The problem:
Your task is to output the data exactly as it stands.

(Records)
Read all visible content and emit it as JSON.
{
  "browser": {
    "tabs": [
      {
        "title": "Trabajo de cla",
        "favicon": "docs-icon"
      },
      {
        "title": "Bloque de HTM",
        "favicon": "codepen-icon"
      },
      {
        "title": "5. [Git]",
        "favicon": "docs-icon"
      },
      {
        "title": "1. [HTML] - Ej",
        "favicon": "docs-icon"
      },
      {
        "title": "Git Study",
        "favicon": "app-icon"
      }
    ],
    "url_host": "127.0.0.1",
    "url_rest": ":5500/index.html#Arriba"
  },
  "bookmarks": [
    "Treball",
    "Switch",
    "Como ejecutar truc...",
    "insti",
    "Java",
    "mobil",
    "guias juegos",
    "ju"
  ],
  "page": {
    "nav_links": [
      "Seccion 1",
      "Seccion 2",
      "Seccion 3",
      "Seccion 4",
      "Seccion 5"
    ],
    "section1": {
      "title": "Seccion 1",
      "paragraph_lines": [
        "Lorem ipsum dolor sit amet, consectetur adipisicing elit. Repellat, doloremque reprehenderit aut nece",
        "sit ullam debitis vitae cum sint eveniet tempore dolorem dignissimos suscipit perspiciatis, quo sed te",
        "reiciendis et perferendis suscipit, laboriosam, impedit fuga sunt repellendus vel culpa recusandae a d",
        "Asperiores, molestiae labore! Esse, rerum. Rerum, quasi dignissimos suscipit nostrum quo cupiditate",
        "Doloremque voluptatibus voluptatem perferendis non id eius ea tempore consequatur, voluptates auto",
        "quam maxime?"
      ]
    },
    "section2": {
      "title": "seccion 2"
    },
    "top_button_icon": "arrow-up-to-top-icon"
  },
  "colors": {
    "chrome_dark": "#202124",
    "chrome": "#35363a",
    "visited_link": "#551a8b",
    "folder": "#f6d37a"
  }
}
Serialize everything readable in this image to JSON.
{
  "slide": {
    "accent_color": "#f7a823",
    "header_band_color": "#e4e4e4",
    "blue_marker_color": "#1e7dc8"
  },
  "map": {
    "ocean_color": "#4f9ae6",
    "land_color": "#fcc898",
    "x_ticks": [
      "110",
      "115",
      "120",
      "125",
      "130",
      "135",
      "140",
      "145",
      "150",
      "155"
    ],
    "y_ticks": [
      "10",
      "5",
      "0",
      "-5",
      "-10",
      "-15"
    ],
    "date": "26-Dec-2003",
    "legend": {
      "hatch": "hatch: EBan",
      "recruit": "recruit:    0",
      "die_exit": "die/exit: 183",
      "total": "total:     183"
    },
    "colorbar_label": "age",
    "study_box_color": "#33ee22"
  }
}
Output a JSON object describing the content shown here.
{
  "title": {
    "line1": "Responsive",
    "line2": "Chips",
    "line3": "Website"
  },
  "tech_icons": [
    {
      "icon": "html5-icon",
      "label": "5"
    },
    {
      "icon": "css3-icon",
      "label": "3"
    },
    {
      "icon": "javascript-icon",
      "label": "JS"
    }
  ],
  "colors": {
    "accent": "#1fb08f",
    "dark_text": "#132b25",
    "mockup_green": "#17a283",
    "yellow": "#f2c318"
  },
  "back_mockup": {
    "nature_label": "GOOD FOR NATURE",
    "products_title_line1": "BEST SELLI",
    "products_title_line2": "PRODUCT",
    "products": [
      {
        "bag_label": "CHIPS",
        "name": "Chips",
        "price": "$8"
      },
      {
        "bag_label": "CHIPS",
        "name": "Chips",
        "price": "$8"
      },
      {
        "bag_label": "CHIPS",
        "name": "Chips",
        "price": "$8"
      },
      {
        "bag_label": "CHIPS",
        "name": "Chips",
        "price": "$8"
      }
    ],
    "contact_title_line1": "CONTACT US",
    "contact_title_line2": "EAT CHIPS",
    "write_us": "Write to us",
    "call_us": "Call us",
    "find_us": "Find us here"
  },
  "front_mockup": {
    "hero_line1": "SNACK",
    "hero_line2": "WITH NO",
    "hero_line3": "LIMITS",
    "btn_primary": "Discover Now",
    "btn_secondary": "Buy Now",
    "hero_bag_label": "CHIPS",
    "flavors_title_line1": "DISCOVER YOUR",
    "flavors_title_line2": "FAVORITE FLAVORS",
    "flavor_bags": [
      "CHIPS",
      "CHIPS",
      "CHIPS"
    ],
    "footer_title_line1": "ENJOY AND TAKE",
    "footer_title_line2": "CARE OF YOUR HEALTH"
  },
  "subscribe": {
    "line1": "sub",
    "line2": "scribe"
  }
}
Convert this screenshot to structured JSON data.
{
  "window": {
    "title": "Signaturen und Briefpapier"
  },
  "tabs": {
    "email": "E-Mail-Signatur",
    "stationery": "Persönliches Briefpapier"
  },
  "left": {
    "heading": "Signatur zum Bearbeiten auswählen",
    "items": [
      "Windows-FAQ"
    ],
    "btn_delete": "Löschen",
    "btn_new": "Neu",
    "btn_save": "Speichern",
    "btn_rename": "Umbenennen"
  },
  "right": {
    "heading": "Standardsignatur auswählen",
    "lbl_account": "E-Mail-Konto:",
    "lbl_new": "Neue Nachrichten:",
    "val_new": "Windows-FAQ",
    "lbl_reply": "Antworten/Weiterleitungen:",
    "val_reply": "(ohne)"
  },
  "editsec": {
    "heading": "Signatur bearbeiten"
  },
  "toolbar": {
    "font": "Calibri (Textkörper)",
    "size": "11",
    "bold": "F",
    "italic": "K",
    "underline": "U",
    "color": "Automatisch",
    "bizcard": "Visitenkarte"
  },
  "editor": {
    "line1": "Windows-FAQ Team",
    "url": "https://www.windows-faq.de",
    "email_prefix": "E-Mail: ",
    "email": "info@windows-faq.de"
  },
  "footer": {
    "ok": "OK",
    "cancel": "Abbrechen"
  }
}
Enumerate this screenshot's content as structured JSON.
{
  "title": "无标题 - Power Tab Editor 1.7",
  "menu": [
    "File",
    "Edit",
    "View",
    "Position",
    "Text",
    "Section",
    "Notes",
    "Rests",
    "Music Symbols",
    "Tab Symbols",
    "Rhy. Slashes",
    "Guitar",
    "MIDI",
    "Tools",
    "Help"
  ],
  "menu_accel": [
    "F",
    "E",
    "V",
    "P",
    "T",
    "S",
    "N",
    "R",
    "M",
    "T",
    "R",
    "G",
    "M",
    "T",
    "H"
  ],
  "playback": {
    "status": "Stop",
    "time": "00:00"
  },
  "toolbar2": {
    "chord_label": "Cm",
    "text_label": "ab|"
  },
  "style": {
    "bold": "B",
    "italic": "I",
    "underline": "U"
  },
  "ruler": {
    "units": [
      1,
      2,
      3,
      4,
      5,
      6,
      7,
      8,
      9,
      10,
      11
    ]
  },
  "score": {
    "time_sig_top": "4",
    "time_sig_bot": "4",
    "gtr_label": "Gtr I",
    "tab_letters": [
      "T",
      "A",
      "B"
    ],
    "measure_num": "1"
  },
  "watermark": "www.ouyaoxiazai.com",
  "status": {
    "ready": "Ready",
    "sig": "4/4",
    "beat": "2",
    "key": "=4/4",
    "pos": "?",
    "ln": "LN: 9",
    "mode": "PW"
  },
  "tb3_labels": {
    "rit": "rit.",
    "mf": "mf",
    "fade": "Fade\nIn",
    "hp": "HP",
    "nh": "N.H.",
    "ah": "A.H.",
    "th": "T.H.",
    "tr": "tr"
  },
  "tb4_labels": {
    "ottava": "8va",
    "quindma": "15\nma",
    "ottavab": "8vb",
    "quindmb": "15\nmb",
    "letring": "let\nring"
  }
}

Task result:
Read all visible content and emit it as JSON.
{
  "browser": {
    "tabs": [
      {
        "title": "Trabajo de cla",
        "favicon": "docs-icon"
      },
      {
        "title": "Bloque de HTM",
        "favicon": "codepen-icon"
      },
      {
        "title": "5. [Git]",
        "favicon": "docs-icon"
      },
      {
        "title": "1. [HTML] - Ej",
        "favicon": "docs-icon"
      },
      {
        "title": "Git Study",
        "favicon": "app-icon"
      }
    ],
    "url_host": "127.0.0.1",
    "url_rest": ":5500/index.html#Arriba"
  },
  "bookmarks": [
    "Treball",
    "Switch",
    "Como ejecutar truc...",
    "insti",
    "Java",
    "mobil",
    "guias juegos",
    "ju"
  ],
  "page": {
    "nav_links": [
      "Seccion 1",
      "Seccion 2",
      "Seccion 3",
      "Seccion 4",
      "Seccion 5"
    ],
    "section1": {
      "title": "Seccion 1",
      "paragraph_lines": [
        "Lorem ipsum dolor sit amet, consectetur adipisicing elit. Repellat, doloremque reprehenderit aut nece",
        "sit ullam debitis vitae cum sint eveniet tempore dolorem dignissimos suscipit perspiciatis, quo sed te",
        "reiciendis et perferendis suscipit, laboriosam, impedit fuga sunt repellendus vel culpa recusandae a d",
        "Asperiores, molestiae labore! Esse, rerum. Rerum, quasi dignissimos suscipit nostrum quo cupiditate",
        "Doloremque voluptatibus voluptatem perferendis non id eius ea tempore consequatur, voluptates auto",
        "quam maxime?"
      ]
    },
    "section2": {
      "title": "seccion 2"
    },
    "top_button_icon": "arrow-up-to-top-icon"
  },
  "colors": {
    "chrome_dark": "#202124",
    "chrome": "#35363a",
    "visited_link": "#551a8b",
    "folder": "#f6d37a"
  }
}
Serialize everything readable in this image to JSON.
{
  "slide": {
    "accent_color": "#f7a823",
    "header_band_color": "#e4e4e4",
    "blue_marker_color": "#1e7dc8"
  },
  "map": {
    "ocean_color": "#4f9ae6",
    "land_color": "#fcc898",
    "x_ticks": [
      "110",
      "115",
      "120",
      "125",
      "130",
      "135",
      "140",
      "145",
      "150",
      "155"
    ],
    "y_ticks": [
      "10",
      "5",
      "0",
      "-5",
      "-10",
      "-15"
    ],
    "date": "26-Dec-2003",
    "legend": {
      "hatch": "hatch: EBan",
      "recruit": "recruit:    0",
      "die_exit": "die/exit: 183",
      "total": "total:     183"
    },
    "colorbar_label": "age",
    "study_box_color": "#33ee22"
  }
}
Output a JSON object describing the content shown here.
{
  "title": {
    "line1": "Responsive",
    "line2": "Chips",
    "line3": "Website"
  },
  "tech_icons": [
    {
      "icon": "html5-icon",
      "label": "5"
    },
    {
      "icon": "css3-icon",
      "label": "3"
    },
    {
      "icon": "javascript-icon",
      "label": "JS"
    }
  ],
  "colors": {
    "accent": "#1fb08f",
    "dark_text": "#132b25",
    "mockup_green": "#17a283",
    "yellow": "#f2c318"
  },
  "back_mockup": {
    "nature_label": "GOOD FOR NATURE",
    "products_title_line1": "BEST SELLI",
    "products_title_line2": "PRODUCT",
    "products": [
      {
        "bag_label": "CHIPS",
        "name": "Chips",
        "price": "$8"
      },
      {
        "bag_label": "CHIPS",
        "name": "Chips",
        "price": "$8"
      },
      {
        "bag_label": "CHIPS",
        "name": "Chips",
        "price": "$8"
      },
      {
        "bag_label": "CHIPS",
        "name": "Chips",
        "price": "$8"
      }
    ],
    "contact_title_line1": "CONTACT US",
    "contact_title_line2": "EAT CHIPS",
    "write_us": "Write to us",
    "call_us": "Call us",
    "find_us": "Find us here"
  },
  "front_mockup": {
    "hero_line1": "SNACK",
    "hero_line2": "WITH NO",
    "hero_line3": "LIMITS",
    "btn_primary": "Discover Now",
    "btn_secondary": "Buy Now",
    "hero_bag_label": "CHIPS",
    "flavors_title_line1": "DISCOVER YOUR",
    "flavors_title_line2": "FAVORITE FLAVORS",
    "flavor_bags": [
      "CHIPS",
      "CHIPS",
      "CHIPS"
    ],
    "footer_title_line1": "ENJOY AND TAKE",
    "footer_title_line2": "CARE OF YOUR HEALTH"
  },
  "subscribe": {
    "line1": "sub",
    "line2": "scribe"
  }
}
Convert this screenshot to structured JSON data.
{
  "window": {
    "title": "Signaturen und Briefpapier"
  },
  "tabs": {
    "email": "E-Mail-Signatur",
    "stationery": "Persönliches Briefpapier"
  },
  "left": {
    "heading": "Signatur zum Bearbeiten auswählen",
    "items": [
      "Windows-FAQ"
    ],
    "btn_delete": "Löschen",
    "btn_new": "Neu",
    "btn_save": "Speichern",
    "btn_rename": "Umbenennen"
  },
  "right": {
    "heading": "Standardsignatur auswählen",
    "lbl_account": "E-Mail-Konto:",
    "lbl_new": "Neue Nachrichten:",
    "val_new": "Windows-FAQ",
    "lbl_reply": "Antworten/Weiterleitungen:",
    "val_reply": "(ohne)"
  },
  "editsec": {
    "heading": "Signatur bearbeiten"
  },
  "toolbar": {
    "font": "Calibri (Textkörper)",
    "size": "11",
    "bold": "F",
    "italic": "K",
    "underline": "U",
    "color": "Automatisch",
    "bizcard": "Visitenkarte"
  },
  "editor": {
    "line1": "Windows-FAQ Team",
    "url": "https://www.windows-faq.de",
    "email_prefix": "E-Mail: ",
    "email": "info@windows-faq.de"
  },
  "footer": {
    "ok": "OK",
    "cancel": "Abbrechen"
  }
}
Enumerate this screenshot's content as structured JSON.
{
  "title": "无标题 - Power Tab Editor 1.7",
  "menu": [
    "File",
    "Edit",
    "View",
    "Position",
    "Text",
    "Section",
    "Notes",
    "Rests",
    "Music Symbols",
    "Tab Symbols",
    "Rhy. Slashes",
    "Guitar",
    "MIDI",
    "Tools",
    "Help"
  ],
  "menu_accel": [
    "F",
    "E",
    "V",
    "P",
    "T",
    "S",
    "N",
    "R",
    "M",
    "T",
    "R",
    "G",
    "M",
    "T",
    "H"
  ],
  "playback": {
    "status": "Stop",
    "time": "00:00"
  },
  "toolbar2": {
    "chord_label": "Cm",
    "text_label": "ab|"
  },
  "style": {
    "bold": "B",
    "italic": "I",
    "underline": "U"
  },
  "ruler": {
    "units": [
      1,
      2,
      3,
      4,
      5,
      6,
      7,
      8,
      9,
      10,
      11
    ]
  },
  "score": {
    "time_sig_top": "4",
    "time_sig_bot": "4",
    "gtr_label": "Gtr I",
    "tab_letters": [
      "T",
      "A",
      "B"
    ],
    "measure_num": "1"
  },
  "watermark": "www.ouyaoxiazai.com",
  "status": {
    "ready": "Ready",
    "sig": "4/4",
    "beat": "2",
    "key": "=4/4",
    "pos": "?",
    "ln": "LN: 9",
    "mode": "PW"
  },
  "tb3_labels": {
    "rit": "rit.",
    "mf": "mf",
    "fade": "Fade\nIn",
    "hp": "HP",
    "nh": "N.H.",
    "ah": "A.H.",
    "th": "T.H.",
    "tr": "tr"
  },
  "tb4_labels": {
    "ottava": "8va",
    "quindma": "15\nma",
    "ottavab": "8vb",
    "quindmb": "15\nmb",
    "letring": "let\nring"
  }
}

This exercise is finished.